(Dataset entries)
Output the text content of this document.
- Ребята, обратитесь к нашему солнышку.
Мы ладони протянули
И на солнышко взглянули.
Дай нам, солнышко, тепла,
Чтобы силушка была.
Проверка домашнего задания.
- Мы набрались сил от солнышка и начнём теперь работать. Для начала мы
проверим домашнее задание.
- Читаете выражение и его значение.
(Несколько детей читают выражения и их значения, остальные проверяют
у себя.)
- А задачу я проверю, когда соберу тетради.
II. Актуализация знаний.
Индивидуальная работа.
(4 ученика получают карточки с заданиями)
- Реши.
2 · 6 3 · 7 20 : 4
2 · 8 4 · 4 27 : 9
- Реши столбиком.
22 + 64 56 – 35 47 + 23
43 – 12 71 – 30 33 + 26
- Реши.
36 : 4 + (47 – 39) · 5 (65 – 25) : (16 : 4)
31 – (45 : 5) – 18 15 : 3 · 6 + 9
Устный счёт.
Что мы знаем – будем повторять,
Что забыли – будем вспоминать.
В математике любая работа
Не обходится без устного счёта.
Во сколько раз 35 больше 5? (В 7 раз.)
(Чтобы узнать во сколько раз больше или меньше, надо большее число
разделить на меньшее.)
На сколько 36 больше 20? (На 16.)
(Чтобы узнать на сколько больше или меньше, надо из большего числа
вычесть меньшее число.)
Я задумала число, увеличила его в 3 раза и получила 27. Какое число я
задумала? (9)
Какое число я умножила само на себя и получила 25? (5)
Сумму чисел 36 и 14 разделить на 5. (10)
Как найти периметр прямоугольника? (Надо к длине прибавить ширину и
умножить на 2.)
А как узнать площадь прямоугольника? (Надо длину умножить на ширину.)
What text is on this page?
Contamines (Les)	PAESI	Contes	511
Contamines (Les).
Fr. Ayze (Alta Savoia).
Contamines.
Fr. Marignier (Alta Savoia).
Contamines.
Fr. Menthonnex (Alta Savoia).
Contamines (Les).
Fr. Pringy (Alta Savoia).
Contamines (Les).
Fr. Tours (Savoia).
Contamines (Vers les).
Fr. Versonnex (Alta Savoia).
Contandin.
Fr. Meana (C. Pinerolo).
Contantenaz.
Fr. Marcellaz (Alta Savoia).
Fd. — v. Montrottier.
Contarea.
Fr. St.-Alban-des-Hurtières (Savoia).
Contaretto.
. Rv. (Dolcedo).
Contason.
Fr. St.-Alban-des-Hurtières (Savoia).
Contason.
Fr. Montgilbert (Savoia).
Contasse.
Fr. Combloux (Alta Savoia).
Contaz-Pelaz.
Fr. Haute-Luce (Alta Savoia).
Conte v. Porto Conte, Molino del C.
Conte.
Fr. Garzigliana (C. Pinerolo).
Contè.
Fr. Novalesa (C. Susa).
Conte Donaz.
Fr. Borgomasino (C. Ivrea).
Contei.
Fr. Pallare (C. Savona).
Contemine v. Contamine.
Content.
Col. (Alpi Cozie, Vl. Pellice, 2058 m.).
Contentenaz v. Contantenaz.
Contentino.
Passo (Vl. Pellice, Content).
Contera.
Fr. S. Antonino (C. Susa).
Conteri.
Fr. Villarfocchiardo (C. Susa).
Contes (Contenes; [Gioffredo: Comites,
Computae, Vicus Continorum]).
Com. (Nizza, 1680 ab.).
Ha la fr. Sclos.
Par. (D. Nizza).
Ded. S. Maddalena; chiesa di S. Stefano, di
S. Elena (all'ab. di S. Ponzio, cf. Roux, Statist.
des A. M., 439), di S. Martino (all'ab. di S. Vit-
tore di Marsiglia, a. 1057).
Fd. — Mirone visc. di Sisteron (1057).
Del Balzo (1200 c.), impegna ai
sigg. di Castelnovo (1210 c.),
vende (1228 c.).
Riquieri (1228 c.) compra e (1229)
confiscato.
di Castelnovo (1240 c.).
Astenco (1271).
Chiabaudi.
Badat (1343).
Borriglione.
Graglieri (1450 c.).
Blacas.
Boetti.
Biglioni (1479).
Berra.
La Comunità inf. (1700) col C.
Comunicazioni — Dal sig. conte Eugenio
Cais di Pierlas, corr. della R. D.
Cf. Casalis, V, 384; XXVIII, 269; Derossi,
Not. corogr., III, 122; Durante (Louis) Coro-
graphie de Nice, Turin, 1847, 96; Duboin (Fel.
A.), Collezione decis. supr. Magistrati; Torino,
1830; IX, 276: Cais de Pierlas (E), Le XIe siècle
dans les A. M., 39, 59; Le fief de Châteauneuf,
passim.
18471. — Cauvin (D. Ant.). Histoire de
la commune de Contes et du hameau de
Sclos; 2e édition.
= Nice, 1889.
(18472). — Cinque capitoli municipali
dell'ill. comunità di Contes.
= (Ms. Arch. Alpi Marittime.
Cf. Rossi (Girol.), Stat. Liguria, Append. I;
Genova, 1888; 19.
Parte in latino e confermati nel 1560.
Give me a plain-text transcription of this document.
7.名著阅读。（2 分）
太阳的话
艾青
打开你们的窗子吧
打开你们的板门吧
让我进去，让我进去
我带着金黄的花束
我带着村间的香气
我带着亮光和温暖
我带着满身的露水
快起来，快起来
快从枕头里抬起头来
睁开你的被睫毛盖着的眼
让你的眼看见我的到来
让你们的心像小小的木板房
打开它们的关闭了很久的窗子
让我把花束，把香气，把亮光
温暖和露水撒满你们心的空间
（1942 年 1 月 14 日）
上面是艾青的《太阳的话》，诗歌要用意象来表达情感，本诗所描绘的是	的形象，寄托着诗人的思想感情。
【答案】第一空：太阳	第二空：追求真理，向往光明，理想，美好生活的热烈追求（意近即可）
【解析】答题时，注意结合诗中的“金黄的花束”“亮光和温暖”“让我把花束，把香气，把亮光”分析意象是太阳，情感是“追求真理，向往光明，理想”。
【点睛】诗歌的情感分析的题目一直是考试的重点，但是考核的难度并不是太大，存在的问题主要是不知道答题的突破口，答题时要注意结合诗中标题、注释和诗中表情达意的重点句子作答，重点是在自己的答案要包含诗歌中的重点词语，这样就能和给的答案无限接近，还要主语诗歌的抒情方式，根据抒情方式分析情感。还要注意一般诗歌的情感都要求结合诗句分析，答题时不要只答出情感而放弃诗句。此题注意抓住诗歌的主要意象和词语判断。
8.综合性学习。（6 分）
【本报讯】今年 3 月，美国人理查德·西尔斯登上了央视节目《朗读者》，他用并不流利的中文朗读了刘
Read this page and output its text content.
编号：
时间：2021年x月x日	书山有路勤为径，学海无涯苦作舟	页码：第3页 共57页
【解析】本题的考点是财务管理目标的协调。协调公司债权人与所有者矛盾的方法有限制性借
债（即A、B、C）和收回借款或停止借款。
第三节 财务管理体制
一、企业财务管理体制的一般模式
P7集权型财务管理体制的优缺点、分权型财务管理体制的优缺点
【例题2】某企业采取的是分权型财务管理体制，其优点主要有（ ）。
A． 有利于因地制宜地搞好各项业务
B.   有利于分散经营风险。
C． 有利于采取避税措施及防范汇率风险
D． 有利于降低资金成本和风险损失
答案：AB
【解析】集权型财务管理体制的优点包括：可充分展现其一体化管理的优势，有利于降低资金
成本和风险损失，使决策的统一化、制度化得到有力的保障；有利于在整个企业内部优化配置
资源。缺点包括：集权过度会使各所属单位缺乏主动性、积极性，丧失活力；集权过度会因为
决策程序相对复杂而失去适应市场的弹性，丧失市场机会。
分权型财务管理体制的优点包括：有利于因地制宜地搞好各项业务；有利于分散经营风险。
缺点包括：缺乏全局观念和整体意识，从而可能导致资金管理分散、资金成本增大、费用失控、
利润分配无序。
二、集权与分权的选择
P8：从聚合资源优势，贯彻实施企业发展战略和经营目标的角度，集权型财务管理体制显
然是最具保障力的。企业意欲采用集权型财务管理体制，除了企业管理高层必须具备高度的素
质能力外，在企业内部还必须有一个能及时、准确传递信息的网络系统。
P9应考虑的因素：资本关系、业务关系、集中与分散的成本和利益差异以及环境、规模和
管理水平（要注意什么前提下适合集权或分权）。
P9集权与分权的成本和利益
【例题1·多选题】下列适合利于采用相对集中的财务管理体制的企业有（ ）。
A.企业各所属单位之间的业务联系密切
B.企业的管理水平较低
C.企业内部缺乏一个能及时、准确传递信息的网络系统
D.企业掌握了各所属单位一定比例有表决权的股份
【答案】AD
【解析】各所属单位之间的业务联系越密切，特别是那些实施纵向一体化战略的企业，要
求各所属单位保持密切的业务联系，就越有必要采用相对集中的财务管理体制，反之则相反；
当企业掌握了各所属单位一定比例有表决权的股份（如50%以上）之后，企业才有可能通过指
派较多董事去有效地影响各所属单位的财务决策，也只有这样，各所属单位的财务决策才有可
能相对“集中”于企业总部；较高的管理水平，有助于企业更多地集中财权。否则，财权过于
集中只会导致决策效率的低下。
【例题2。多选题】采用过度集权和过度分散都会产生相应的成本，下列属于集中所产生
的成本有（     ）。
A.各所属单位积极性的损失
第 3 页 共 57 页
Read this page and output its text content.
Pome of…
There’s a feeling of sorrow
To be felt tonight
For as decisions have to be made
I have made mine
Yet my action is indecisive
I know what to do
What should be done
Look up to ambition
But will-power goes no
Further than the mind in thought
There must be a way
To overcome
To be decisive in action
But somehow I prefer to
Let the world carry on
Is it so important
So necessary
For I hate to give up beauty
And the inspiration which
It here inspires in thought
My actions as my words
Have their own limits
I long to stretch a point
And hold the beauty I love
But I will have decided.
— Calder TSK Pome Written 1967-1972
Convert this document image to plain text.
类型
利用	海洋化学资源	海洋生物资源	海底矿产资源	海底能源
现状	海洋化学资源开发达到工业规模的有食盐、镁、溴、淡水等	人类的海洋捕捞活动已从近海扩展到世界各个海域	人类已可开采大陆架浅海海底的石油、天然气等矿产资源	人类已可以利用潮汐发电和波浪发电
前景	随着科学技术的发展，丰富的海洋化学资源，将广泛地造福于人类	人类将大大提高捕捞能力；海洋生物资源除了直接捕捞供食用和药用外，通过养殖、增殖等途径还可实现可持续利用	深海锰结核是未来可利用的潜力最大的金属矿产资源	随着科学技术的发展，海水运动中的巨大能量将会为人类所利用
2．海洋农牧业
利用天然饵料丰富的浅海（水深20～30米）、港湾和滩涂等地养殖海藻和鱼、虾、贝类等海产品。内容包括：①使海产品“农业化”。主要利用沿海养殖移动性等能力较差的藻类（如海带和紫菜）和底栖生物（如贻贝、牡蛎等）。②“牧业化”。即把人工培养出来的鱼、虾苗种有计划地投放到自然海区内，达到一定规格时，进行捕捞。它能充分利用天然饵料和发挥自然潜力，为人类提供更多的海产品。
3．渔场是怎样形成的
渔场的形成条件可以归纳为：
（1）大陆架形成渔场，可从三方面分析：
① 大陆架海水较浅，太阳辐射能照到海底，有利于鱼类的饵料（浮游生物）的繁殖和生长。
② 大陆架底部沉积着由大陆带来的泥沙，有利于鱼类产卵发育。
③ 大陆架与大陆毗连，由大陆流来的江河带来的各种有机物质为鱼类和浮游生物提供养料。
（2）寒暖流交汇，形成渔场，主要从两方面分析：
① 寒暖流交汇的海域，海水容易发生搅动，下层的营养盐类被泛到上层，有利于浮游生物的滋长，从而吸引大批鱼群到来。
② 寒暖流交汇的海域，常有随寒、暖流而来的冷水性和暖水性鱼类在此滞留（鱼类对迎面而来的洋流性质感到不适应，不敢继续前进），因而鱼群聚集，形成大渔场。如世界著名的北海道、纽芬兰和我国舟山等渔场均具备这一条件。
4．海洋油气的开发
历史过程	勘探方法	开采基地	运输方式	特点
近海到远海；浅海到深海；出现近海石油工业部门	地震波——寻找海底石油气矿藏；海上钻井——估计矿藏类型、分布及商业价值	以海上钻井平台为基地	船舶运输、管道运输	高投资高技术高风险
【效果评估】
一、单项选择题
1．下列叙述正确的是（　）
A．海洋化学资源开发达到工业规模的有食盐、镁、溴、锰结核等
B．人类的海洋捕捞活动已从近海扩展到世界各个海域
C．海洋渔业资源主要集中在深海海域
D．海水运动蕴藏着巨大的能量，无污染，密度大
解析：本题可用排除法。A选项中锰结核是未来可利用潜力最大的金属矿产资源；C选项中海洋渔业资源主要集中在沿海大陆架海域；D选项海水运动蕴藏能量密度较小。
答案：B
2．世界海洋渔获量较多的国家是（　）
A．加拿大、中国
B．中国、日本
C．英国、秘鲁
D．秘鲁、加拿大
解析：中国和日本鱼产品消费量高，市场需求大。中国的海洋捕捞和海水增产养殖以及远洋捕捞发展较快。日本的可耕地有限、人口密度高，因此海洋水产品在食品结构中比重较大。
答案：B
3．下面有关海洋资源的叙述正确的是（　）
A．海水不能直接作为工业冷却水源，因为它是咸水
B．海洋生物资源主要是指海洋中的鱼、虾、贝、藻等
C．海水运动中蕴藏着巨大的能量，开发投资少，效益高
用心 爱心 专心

(Stated problem): Everything from the line with "Convert this document image to plain text." to the end of the listing above needs to be duplicated exactly, both end lines included, with nothing more.

(Response for this exercise):
Convert this document image to plain text.
类型
利用	海洋化学资源	海洋生物资源	海底矿产资源	海底能源
现状	海洋化学资源开发达到工业规模的有食盐、镁、溴、淡水等	人类的海洋捕捞活动已从近海扩展到世界各个海域	人类已可开采大陆架浅海海底的石油、天然气等矿产资源	人类已可以利用潮汐发电和波浪发电
前景	随着科学技术的发展，丰富的海洋化学资源，将广泛地造福于人类	人类将大大提高捕捞能力；海洋生物资源除了直接捕捞供食用和药用外，通过养殖、增殖等途径还可实现可持续利用	深海锰结核是未来可利用的潜力最大的金属矿产资源	随着科学技术的发展，海水运动中的巨大能量将会为人类所利用
2．海洋农牧业
利用天然饵料丰富的浅海（水深20～30米）、港湾和滩涂等地养殖海藻和鱼、虾、贝类等海产品。内容包括：①使海产品“农业化”。主要利用沿海养殖移动性等能力较差的藻类（如海带和紫菜）和底栖生物（如贻贝、牡蛎等）。②“牧业化”。即把人工培养出来的鱼、虾苗种有计划地投放到自然海区内，达到一定规格时，进行捕捞。它能充分利用天然饵料和发挥自然潜力，为人类提供更多的海产品。
3．渔场是怎样形成的
渔场的形成条件可以归纳为：
（1）大陆架形成渔场，可从三方面分析：
① 大陆架海水较浅，太阳辐射能照到海底，有利于鱼类的饵料（浮游生物）的繁殖和生长。
② 大陆架底部沉积着由大陆带来的泥沙，有利于鱼类产卵发育。
③ 大陆架与大陆毗连，由大陆流来的江河带来的各种有机物质为鱼类和浮游生物提供养料。
（2）寒暖流交汇，形成渔场，主要从两方面分析：
① 寒暖流交汇的海域，海水容易发生搅动，下层的营养盐类被泛到上层，有利于浮游生物的滋长，从而吸引大批鱼群到来。
② 寒暖流交汇的海域，常有随寒、暖流而来的冷水性和暖水性鱼类在此滞留（鱼类对迎面而来的洋流性质感到不适应，不敢继续前进），因而鱼群聚集，形成大渔场。如世界著名的北海道、纽芬兰和我国舟山等渔场均具备这一条件。
4．海洋油气的开发
历史过程	勘探方法	开采基地	运输方式	特点
近海到远海；浅海到深海；出现近海石油工业部门	地震波——寻找海底石油气矿藏；海上钻井——估计矿藏类型、分布及商业价值	以海上钻井平台为基地	船舶运输、管道运输	高投资高技术高风险
【效果评估】
一、单项选择题
1．下列叙述正确的是（　）
A．海洋化学资源开发达到工业规模的有食盐、镁、溴、锰结核等
B．人类的海洋捕捞活动已从近海扩展到世界各个海域
C．海洋渔业资源主要集中在深海海域
D．海水运动蕴藏着巨大的能量，无污染，密度大
解析：本题可用排除法。A选项中锰结核是未来可利用潜力最大的金属矿产资源；C选项中海洋渔业资源主要集中在沿海大陆架海域；D选项海水运动蕴藏能量密度较小。
答案：B
2．世界海洋渔获量较多的国家是（　）
A．加拿大、中国
B．中国、日本
C．英国、秘鲁
D．秘鲁、加拿大
解析：中国和日本鱼产品消费量高，市场需求大。中国的海洋捕捞和海水增产养殖以及远洋捕捞发展较快。日本的可耕地有限、人口密度高，因此海洋水产品在食品结构中比重较大。
答案：B
3．下面有关海洋资源的叙述正确的是（　）
A．海水不能直接作为工业冷却水源，因为它是咸水
B．海洋生物资源主要是指海洋中的鱼、虾、贝、藻等
C．海水运动中蕴藏着巨大的能量，开发投资少，效益高
用心 爱心 专心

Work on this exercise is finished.